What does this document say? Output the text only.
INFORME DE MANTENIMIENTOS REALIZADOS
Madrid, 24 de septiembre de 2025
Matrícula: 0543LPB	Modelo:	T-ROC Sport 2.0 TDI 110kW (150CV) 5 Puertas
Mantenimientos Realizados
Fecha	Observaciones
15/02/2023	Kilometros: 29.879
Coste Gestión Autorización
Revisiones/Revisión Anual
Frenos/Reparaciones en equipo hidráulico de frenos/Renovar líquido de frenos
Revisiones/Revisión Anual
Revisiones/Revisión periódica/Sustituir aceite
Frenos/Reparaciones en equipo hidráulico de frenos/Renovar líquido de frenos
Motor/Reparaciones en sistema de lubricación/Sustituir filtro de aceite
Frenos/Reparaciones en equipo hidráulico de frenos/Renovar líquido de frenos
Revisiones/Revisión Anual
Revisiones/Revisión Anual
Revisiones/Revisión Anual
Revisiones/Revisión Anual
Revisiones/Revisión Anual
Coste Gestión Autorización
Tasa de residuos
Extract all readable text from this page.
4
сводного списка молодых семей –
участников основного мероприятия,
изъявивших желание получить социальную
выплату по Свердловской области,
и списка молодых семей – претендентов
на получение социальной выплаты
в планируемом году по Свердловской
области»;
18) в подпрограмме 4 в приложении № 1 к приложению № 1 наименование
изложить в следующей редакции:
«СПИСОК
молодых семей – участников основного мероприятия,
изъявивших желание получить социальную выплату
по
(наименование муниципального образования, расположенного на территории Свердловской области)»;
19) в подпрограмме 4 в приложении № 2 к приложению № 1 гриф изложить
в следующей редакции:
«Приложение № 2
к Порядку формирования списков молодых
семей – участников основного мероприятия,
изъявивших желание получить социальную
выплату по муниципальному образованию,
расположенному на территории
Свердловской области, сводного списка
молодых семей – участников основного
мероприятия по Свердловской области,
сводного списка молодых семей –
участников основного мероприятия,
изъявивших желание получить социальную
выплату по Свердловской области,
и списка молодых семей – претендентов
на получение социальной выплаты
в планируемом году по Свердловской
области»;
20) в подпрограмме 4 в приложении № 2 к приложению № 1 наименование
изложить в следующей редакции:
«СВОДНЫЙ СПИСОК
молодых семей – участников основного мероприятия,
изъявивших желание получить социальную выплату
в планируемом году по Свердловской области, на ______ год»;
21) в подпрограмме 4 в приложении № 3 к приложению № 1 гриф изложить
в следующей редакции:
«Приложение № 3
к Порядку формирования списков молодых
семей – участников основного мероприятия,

::::

Reproduce the material above exactly; please quote every line of it.

**EXERCISE RESULT:**
What does this document say? Output the text only.
INFORME DE MANTENIMIENTOS REALIZADOS
Madrid, 24 de septiembre de 2025
Matrícula: 0543LPB	Modelo:	T-ROC Sport 2.0 TDI 110kW (150CV) 5 Puertas
Mantenimientos Realizados
Fecha	Observaciones
15/02/2023	Kilometros: 29.879
Coste Gestión Autorización
Revisiones/Revisión Anual
Frenos/Reparaciones en equipo hidráulico de frenos/Renovar líquido de frenos
Revisiones/Revisión Anual
Revisiones/Revisión periódica/Sustituir aceite
Frenos/Reparaciones en equipo hidráulico de frenos/Renovar líquido de frenos
Motor/Reparaciones en sistema de lubricación/Sustituir filtro de aceite
Frenos/Reparaciones en equipo hidráulico de frenos/Renovar líquido de frenos
Revisiones/Revisión Anual
Revisiones/Revisión Anual
Revisiones/Revisión Anual
Revisiones/Revisión Anual
Revisiones/Revisión Anual
Coste Gestión Autorización
Tasa de residuos
Extract all readable text from this page.
4
сводного списка молодых семей –
участников основного мероприятия,
изъявивших желание получить социальную
выплату по Свердловской области,
и списка молодых семей – претендентов
на получение социальной выплаты
в планируемом году по Свердловской
области»;
18) в подпрограмме 4 в приложении № 1 к приложению № 1 наименование
изложить в следующей редакции:
«СПИСОК
молодых семей – участников основного мероприятия,
изъявивших желание получить социальную выплату
по
(наименование муниципального образования, расположенного на территории Свердловской области)»;
19) в подпрограмме 4 в приложении № 2 к приложению № 1 гриф изложить
в следующей редакции:
«Приложение № 2
к Порядку формирования списков молодых
семей – участников основного мероприятия,
изъявивших желание получить социальную
выплату по муниципальному образованию,
расположенному на территории
Свердловской области, сводного списка
молодых семей – участников основного
мероприятия по Свердловской области,
сводного списка молодых семей –
участников основного мероприятия,
изъявивших желание получить социальную
выплату по Свердловской области,
и списка молодых семей – претендентов
на получение социальной выплаты
в планируемом году по Свердловской
области»;
20) в подпрограмме 4 в приложении № 2 к приложению № 1 наименование
изложить в следующей редакции:
«СВОДНЫЙ СПИСОК
молодых семей – участников основного мероприятия,
изъявивших желание получить социальную выплату
в планируемом году по Свердловской области, на ______ год»;
21) в подпрограмме 4 в приложении № 3 к приложению № 1 гриф изложить
в следующей редакции:
«Приложение № 3
к Порядку формирования списков молодых
семей – участников основного мероприятия,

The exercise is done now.